[Dataset items]
◆ ◆ ◆

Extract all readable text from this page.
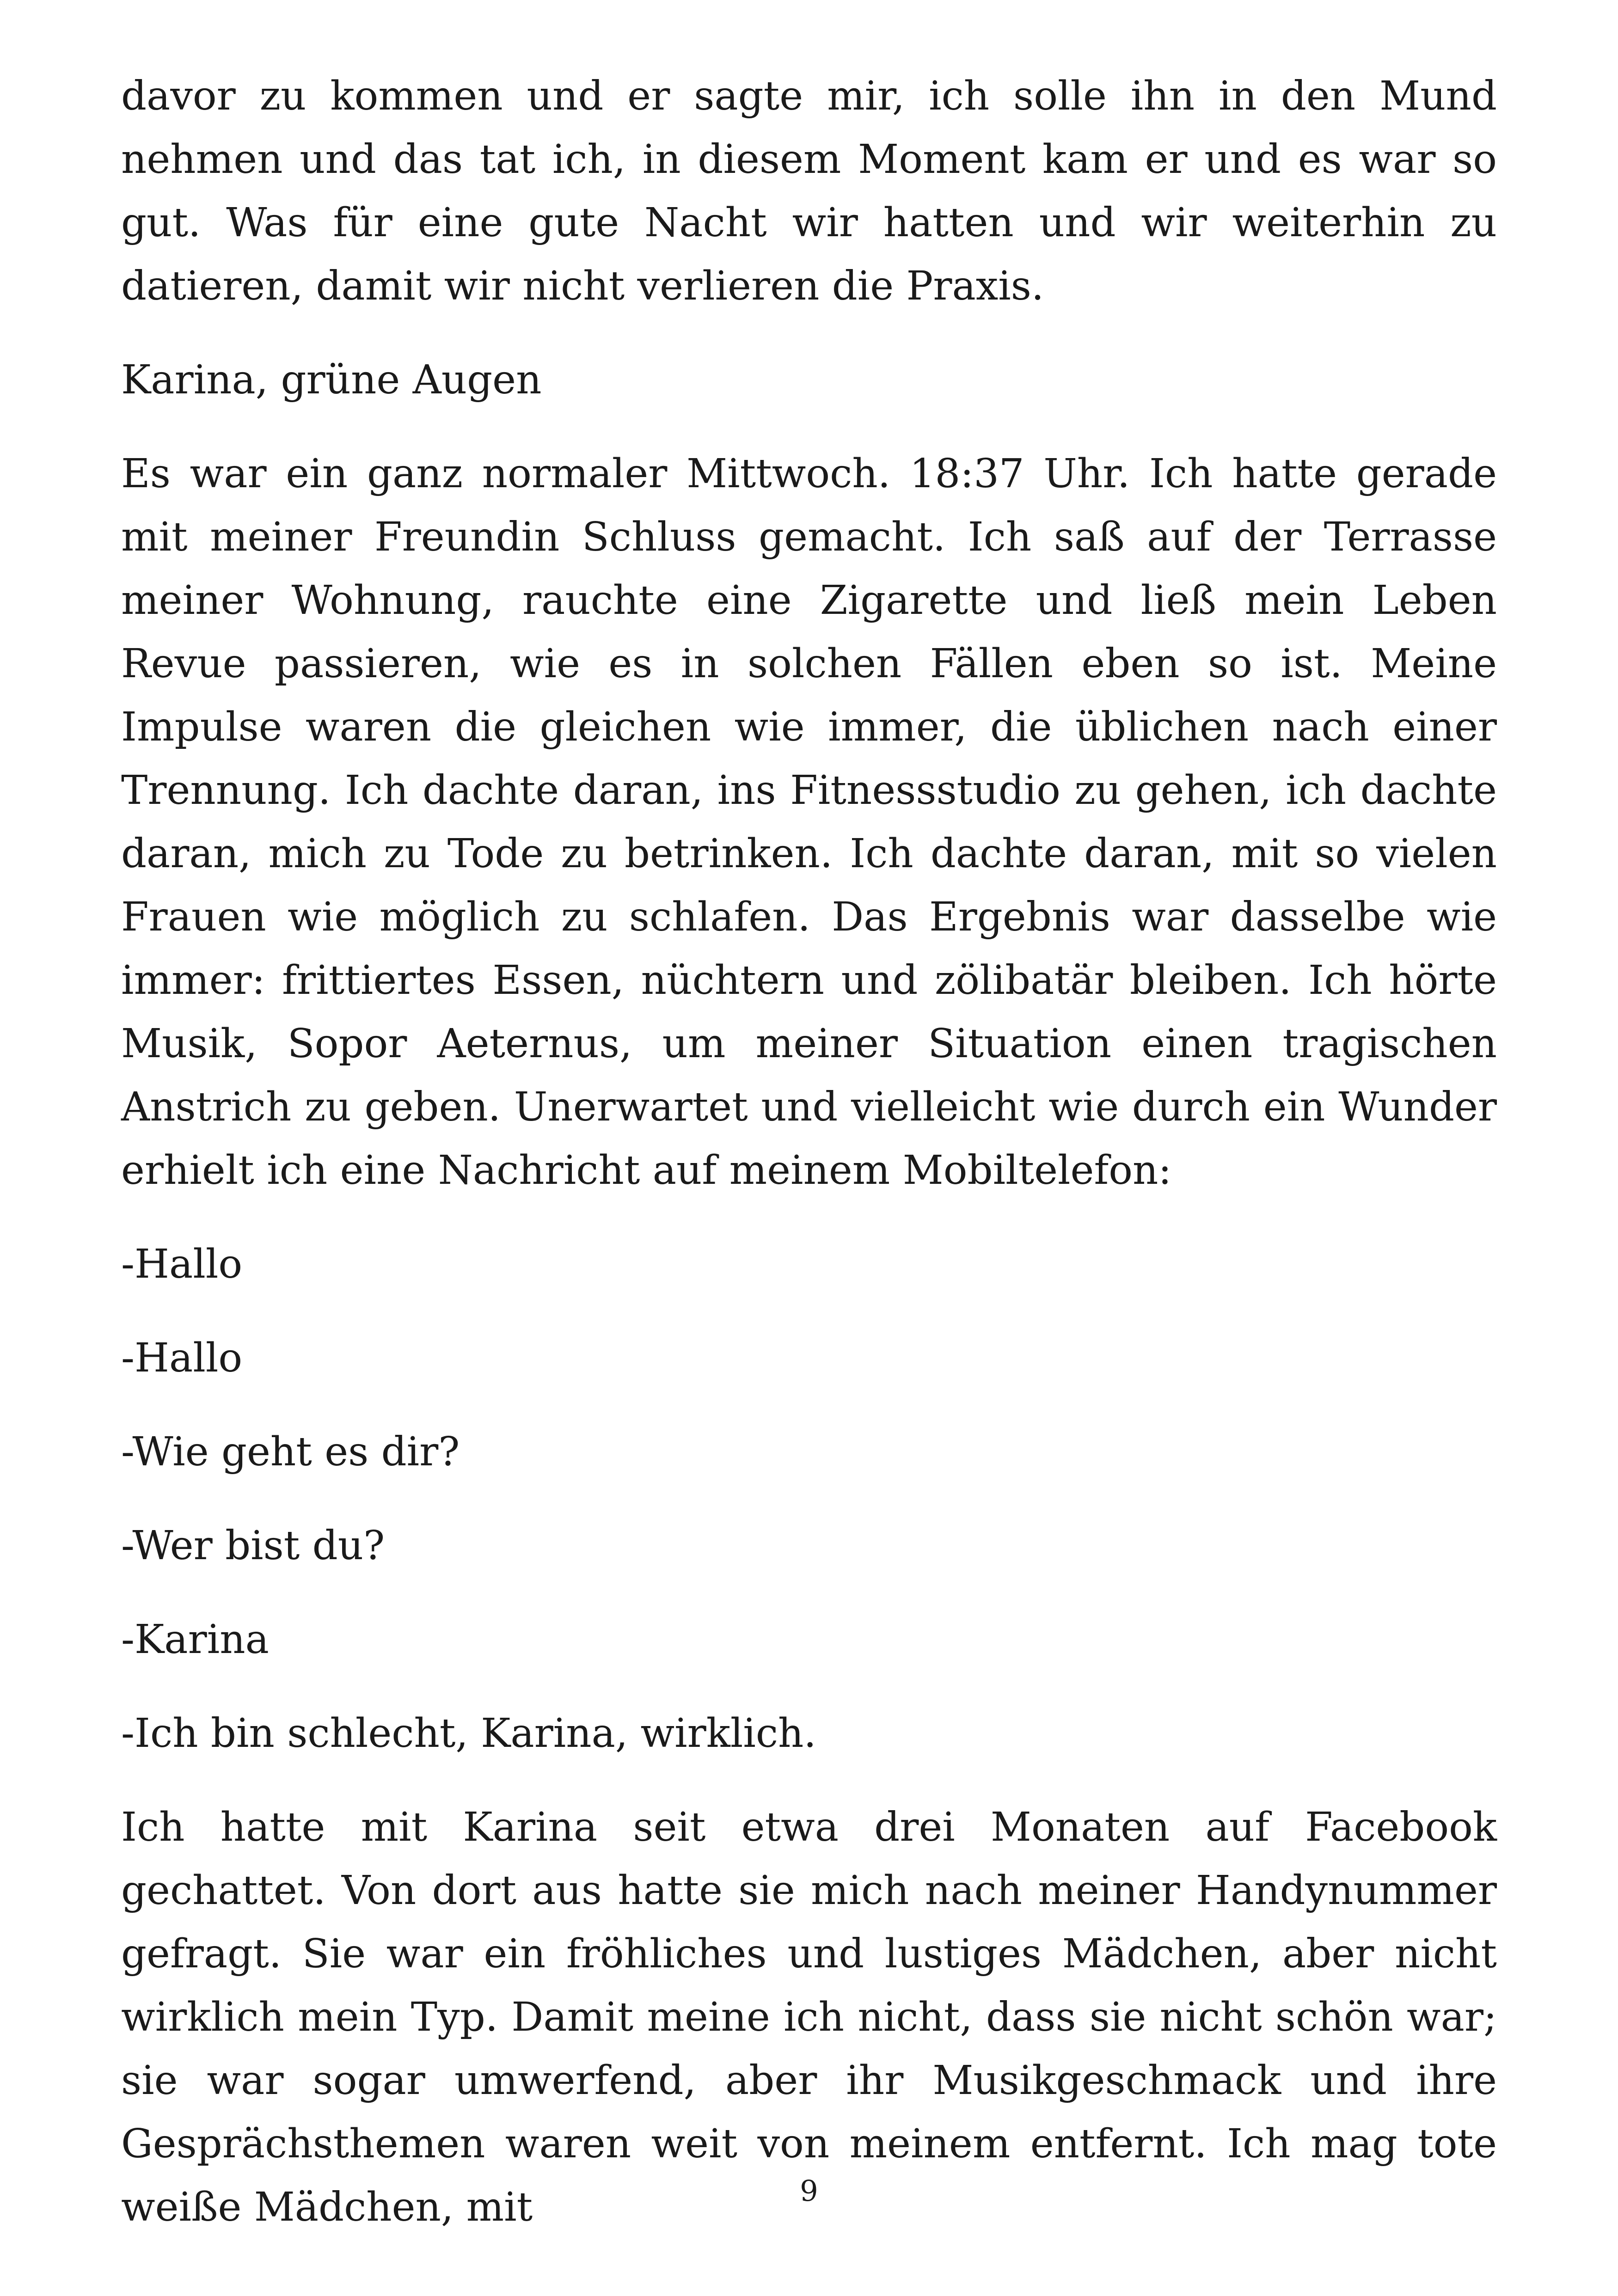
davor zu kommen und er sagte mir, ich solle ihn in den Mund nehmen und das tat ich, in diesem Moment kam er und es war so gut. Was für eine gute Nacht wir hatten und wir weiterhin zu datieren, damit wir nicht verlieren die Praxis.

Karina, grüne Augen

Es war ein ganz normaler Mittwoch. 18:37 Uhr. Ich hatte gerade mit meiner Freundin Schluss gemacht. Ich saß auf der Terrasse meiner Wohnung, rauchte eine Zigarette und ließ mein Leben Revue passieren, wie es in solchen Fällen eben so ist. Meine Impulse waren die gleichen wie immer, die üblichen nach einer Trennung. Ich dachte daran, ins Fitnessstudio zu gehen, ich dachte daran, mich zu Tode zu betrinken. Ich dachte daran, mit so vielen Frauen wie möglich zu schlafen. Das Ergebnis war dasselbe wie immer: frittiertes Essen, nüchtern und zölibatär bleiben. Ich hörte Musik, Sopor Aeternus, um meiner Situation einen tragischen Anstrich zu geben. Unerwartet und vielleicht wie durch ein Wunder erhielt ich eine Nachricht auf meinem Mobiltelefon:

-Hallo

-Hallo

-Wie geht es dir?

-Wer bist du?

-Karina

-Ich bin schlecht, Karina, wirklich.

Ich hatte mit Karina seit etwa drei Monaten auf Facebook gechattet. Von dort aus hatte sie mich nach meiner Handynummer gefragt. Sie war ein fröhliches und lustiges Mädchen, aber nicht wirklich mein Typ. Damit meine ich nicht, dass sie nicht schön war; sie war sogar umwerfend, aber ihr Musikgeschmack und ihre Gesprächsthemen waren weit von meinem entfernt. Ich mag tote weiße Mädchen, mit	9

◆ ◆ ◆

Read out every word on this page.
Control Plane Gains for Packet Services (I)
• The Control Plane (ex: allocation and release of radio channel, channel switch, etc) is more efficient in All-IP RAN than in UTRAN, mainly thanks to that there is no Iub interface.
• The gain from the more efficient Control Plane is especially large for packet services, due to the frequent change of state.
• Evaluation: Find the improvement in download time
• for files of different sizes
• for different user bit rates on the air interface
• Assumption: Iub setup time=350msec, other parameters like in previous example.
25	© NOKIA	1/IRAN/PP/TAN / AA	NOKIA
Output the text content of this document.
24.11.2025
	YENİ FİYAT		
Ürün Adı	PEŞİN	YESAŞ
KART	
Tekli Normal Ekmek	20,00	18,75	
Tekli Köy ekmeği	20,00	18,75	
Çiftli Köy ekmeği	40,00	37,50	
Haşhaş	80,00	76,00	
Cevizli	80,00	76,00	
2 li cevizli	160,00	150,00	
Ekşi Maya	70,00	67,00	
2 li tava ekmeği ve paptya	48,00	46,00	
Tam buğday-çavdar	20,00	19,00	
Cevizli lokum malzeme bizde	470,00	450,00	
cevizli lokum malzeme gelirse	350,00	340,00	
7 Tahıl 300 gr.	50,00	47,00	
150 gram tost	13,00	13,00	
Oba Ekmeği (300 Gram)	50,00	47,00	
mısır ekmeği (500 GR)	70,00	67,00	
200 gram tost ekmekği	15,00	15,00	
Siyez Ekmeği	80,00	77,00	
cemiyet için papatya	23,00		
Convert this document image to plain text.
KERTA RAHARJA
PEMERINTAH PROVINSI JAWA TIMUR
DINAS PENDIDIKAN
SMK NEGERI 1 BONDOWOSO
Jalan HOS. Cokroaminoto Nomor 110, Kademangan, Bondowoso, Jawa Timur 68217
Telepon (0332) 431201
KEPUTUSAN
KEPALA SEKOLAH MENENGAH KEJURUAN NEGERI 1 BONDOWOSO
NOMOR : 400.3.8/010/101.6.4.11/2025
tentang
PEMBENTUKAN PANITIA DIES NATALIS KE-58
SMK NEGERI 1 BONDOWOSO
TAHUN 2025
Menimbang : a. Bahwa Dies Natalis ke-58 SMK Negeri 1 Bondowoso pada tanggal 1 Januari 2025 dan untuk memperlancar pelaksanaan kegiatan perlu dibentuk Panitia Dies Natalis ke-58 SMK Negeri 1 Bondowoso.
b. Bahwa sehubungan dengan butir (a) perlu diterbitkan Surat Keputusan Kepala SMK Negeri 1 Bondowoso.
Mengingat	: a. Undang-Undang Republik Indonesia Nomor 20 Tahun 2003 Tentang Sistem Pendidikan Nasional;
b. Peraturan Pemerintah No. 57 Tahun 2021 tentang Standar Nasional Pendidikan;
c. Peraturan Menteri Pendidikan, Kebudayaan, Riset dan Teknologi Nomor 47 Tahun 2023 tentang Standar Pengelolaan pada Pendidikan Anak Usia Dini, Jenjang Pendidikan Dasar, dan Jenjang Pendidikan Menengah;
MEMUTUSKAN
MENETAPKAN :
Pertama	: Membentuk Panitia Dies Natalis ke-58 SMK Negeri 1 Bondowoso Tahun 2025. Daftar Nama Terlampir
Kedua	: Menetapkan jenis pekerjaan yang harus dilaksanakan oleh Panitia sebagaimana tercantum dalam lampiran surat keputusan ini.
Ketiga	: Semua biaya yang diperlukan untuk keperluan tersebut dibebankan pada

◆ ◆ ◆

▸ Given instruction
Extract all lines of the records above that include "Nasional".

▸ Answer to the task
Mengingat	: a. Undang-Undang Republik Indonesia Nomor 20 Tahun 2003 Tentang Sistem Pendidikan Nasional;
b. Peraturan Pemerintah No. 57 Tahun 2021 tentang Standar Nasional Pendidikan;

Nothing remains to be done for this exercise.